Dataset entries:
- - -

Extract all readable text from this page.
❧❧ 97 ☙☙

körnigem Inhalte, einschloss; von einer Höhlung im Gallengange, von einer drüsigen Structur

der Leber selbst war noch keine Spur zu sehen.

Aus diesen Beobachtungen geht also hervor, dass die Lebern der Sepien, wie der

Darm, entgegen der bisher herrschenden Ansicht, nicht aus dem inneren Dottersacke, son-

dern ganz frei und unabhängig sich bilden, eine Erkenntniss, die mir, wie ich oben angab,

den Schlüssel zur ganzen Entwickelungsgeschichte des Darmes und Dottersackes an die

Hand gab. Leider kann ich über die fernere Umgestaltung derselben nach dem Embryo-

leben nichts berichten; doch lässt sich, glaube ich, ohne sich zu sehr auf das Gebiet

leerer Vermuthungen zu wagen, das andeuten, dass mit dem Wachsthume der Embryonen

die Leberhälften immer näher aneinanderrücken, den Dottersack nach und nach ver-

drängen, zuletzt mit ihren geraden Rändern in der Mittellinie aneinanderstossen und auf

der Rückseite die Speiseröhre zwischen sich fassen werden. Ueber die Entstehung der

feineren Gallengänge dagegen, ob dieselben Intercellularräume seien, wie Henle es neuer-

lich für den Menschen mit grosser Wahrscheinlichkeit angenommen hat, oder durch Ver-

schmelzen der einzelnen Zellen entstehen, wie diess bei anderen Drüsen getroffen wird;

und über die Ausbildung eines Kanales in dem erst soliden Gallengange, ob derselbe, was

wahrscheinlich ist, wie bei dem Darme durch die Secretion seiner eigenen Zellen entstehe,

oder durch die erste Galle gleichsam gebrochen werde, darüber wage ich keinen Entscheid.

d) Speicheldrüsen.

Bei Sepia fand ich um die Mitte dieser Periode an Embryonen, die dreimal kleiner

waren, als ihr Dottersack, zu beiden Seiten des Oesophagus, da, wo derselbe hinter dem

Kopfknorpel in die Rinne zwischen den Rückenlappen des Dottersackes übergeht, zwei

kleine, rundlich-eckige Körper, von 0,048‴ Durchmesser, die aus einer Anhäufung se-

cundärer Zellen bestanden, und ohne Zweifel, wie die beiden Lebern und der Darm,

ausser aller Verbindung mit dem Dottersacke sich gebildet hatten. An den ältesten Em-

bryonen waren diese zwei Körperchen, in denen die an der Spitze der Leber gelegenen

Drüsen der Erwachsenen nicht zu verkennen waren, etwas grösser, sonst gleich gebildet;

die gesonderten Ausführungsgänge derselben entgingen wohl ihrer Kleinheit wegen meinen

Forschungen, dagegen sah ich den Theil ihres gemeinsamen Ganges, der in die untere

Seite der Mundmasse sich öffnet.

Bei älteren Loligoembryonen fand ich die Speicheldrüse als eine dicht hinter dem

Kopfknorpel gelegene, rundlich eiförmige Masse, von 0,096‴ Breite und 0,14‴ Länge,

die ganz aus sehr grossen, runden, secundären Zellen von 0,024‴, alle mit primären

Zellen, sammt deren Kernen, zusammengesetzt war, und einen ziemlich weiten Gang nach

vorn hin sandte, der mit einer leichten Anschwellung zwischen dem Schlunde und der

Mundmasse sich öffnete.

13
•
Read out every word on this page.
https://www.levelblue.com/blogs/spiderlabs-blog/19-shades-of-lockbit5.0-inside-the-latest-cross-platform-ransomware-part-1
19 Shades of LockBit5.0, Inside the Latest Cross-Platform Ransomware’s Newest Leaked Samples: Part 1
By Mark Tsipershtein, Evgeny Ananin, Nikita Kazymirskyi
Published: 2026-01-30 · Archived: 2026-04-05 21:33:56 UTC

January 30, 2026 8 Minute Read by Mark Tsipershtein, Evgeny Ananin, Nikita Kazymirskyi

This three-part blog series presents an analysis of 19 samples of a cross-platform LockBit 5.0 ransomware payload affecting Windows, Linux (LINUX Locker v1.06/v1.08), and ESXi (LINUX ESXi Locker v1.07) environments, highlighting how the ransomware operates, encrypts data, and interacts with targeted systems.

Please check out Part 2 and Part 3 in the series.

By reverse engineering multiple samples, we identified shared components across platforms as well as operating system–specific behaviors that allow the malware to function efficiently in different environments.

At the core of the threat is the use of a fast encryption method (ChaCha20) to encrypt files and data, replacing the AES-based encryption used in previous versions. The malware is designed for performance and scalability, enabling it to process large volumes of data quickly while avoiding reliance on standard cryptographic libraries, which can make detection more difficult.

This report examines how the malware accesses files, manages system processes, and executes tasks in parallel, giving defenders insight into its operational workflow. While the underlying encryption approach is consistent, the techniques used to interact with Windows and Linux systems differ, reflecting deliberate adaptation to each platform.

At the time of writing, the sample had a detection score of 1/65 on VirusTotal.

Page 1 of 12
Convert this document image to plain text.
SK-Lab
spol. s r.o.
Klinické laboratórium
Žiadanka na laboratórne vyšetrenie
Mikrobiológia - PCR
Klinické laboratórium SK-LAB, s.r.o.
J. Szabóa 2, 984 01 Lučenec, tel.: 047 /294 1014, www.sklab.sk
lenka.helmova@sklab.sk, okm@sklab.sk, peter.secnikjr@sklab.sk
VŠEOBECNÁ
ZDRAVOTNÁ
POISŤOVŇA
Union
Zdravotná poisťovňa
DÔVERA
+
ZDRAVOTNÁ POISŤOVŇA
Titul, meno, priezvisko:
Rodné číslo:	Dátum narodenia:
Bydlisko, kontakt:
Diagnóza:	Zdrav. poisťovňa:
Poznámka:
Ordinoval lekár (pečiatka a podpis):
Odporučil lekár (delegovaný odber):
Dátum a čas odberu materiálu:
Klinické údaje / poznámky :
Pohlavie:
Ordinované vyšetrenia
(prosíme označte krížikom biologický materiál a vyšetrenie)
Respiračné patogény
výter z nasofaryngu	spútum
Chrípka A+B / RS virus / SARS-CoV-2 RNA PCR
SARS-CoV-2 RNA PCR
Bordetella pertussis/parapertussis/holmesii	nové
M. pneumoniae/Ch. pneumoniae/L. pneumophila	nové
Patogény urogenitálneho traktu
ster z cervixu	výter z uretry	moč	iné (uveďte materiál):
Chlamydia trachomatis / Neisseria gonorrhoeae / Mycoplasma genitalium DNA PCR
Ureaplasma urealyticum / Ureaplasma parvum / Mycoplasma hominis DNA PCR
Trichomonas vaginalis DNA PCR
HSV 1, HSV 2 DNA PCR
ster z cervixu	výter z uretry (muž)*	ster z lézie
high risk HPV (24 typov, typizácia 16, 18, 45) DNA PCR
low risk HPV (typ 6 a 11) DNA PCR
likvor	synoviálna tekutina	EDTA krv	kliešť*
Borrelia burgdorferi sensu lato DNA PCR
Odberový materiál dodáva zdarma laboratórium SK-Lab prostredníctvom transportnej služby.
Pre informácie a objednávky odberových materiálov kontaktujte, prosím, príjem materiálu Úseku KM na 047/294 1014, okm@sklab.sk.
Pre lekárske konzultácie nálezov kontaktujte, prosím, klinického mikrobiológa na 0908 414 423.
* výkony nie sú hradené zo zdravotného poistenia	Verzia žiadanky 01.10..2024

- - -

Write the data above out again in full, exactly.

- **RESULT OF THE EXERCISE**:
Extract all readable text from this page.
❧❧ 97 ☙☙

körnigem Inhalte, einschloss; von einer Höhlung im Gallengange, von einer drüsigen Structur

der Leber selbst war noch keine Spur zu sehen.

Aus diesen Beobachtungen geht also hervor, dass die Lebern der Sepien, wie der

Darm, entgegen der bisher herrschenden Ansicht, nicht aus dem inneren Dottersacke, son-

dern ganz frei und unabhängig sich bilden, eine Erkenntniss, die mir, wie ich oben angab,

den Schlüssel zur ganzen Entwickelungsgeschichte des Darmes und Dottersackes an die

Hand gab. Leider kann ich über die fernere Umgestaltung derselben nach dem Embryo-

leben nichts berichten; doch lässt sich, glaube ich, ohne sich zu sehr auf das Gebiet

leerer Vermuthungen zu wagen, das andeuten, dass mit dem Wachsthume der Embryonen

die Leberhälften immer näher aneinanderrücken, den Dottersack nach und nach ver-

drängen, zuletzt mit ihren geraden Rändern in der Mittellinie aneinanderstossen und auf

der Rückseite die Speiseröhre zwischen sich fassen werden. Ueber die Entstehung der

feineren Gallengänge dagegen, ob dieselben Intercellularräume seien, wie Henle es neuer-

lich für den Menschen mit grosser Wahrscheinlichkeit angenommen hat, oder durch Ver-

schmelzen der einzelnen Zellen entstehen, wie diess bei anderen Drüsen getroffen wird;

und über die Ausbildung eines Kanales in dem erst soliden Gallengange, ob derselbe, was

wahrscheinlich ist, wie bei dem Darme durch die Secretion seiner eigenen Zellen entstehe,

oder durch die erste Galle gleichsam gebrochen werde, darüber wage ich keinen Entscheid.

d) Speicheldrüsen.

Bei Sepia fand ich um die Mitte dieser Periode an Embryonen, die dreimal kleiner

waren, als ihr Dottersack, zu beiden Seiten des Oesophagus, da, wo derselbe hinter dem

Kopfknorpel in die Rinne zwischen den Rückenlappen des Dottersackes übergeht, zwei

kleine, rundlich-eckige Körper, von 0,048‴ Durchmesser, die aus einer Anhäufung se-

cundärer Zellen bestanden, und ohne Zweifel, wie die beiden Lebern und der Darm,

ausser aller Verbindung mit dem Dottersacke sich gebildet hatten. An den ältesten Em-

bryonen waren diese zwei Körperchen, in denen die an der Spitze der Leber gelegenen

Drüsen der Erwachsenen nicht zu verkennen waren, etwas grösser, sonst gleich gebildet;

die gesonderten Ausführungsgänge derselben entgingen wohl ihrer Kleinheit wegen meinen

Forschungen, dagegen sah ich den Theil ihres gemeinsamen Ganges, der in die untere

Seite der Mundmasse sich öffnet.

Bei älteren Loligoembryonen fand ich die Speicheldrüse als eine dicht hinter dem

Kopfknorpel gelegene, rundlich eiförmige Masse, von 0,096‴ Breite und 0,14‴ Länge,

die ganz aus sehr grossen, runden, secundären Zellen von 0,024‴, alle mit primären

Zellen, sammt deren Kernen, zusammengesetzt war, und einen ziemlich weiten Gang nach

vorn hin sandte, der mit einer leichten Anschwellung zwischen dem Schlunde und der

Mundmasse sich öffnete.

13
•
Read out every word on this page.
https://www.levelblue.com/blogs/spiderlabs-blog/19-shades-of-lockbit5.0-inside-the-latest-cross-platform-ransomware-part-1
19 Shades of LockBit5.0, Inside the Latest Cross-Platform Ransomware’s Newest Leaked Samples: Part 1
By Mark Tsipershtein, Evgeny Ananin, Nikita Kazymirskyi
Published: 2026-01-30 · Archived: 2026-04-05 21:33:56 UTC

January 30, 2026 8 Minute Read by Mark Tsipershtein, Evgeny Ananin, Nikita Kazymirskyi

This three-part blog series presents an analysis of 19 samples of a cross-platform LockBit 5.0 ransomware payload affecting Windows, Linux (LINUX Locker v1.06/v1.08), and ESXi (LINUX ESXi Locker v1.07) environments, highlighting how the ransomware operates, encrypts data, and interacts with targeted systems.

Please check out Part 2 and Part 3 in the series.

By reverse engineering multiple samples, we identified shared components across platforms as well as operating system–specific behaviors that allow the malware to function efficiently in different environments.

At the core of the threat is the use of a fast encryption method (ChaCha20) to encrypt files and data, replacing the AES-based encryption used in previous versions. The malware is designed for performance and scalability, enabling it to process large volumes of data quickly while avoiding reliance on standard cryptographic libraries, which can make detection more difficult.

This report examines how the malware accesses files, manages system processes, and executes tasks in parallel, giving defenders insight into its operational workflow. While the underlying encryption approach is consistent, the techniques used to interact with Windows and Linux systems differ, reflecting deliberate adaptation to each platform.

At the time of writing, the sample had a detection score of 1/65 on VirusTotal.

Page 1 of 12
Convert this document image to plain text.
SK-Lab
spol. s r.o.
Klinické laboratórium
Žiadanka na laboratórne vyšetrenie
Mikrobiológia - PCR
Klinické laboratórium SK-LAB, s.r.o.
J. Szabóa 2, 984 01 Lučenec, tel.: 047 /294 1014, www.sklab.sk
lenka.helmova@sklab.sk, okm@sklab.sk, peter.secnikjr@sklab.sk
VŠEOBECNÁ
ZDRAVOTNÁ
POISŤOVŇA
Union
Zdravotná poisťovňa
DÔVERA
+
ZDRAVOTNÁ POISŤOVŇA
Titul, meno, priezvisko:
Rodné číslo:	Dátum narodenia:
Bydlisko, kontakt:
Diagnóza:	Zdrav. poisťovňa:
Poznámka:
Ordinoval lekár (pečiatka a podpis):
Odporučil lekár (delegovaný odber):
Dátum a čas odberu materiálu:
Klinické údaje / poznámky :
Pohlavie:
Ordinované vyšetrenia
(prosíme označte krížikom biologický materiál a vyšetrenie)
Respiračné patogény
výter z nasofaryngu	spútum
Chrípka A+B / RS virus / SARS-CoV-2 RNA PCR
SARS-CoV-2 RNA PCR
Bordetella pertussis/parapertussis/holmesii	nové
M. pneumoniae/Ch. pneumoniae/L. pneumophila	nové
Patogény urogenitálneho traktu
ster z cervixu	výter z uretry	moč	iné (uveďte materiál):
Chlamydia trachomatis / Neisseria gonorrhoeae / Mycoplasma genitalium DNA PCR
Ureaplasma urealyticum / Ureaplasma parvum / Mycoplasma hominis DNA PCR
Trichomonas vaginalis DNA PCR
HSV 1, HSV 2 DNA PCR
ster z cervixu	výter z uretry (muž)*	ster z lézie
high risk HPV (24 typov, typizácia 16, 18, 45) DNA PCR
low risk HPV (typ 6 a 11) DNA PCR
likvor	synoviálna tekutina	EDTA krv	kliešť*
Borrelia burgdorferi sensu lato DNA PCR
Odberový materiál dodáva zdarma laboratórium SK-Lab prostredníctvom transportnej služby.
Pre informácie a objednávky odberových materiálov kontaktujte, prosím, príjem materiálu Úseku KM na 047/294 1014, okm@sklab.sk.
Pre lekárske konzultácie nálezov kontaktujte, prosím, klinického mikrobiológa na 0908 414 423.
* výkony nie sú hradené zo zdravotného poistenia	Verzia žiadanky 01.10..2024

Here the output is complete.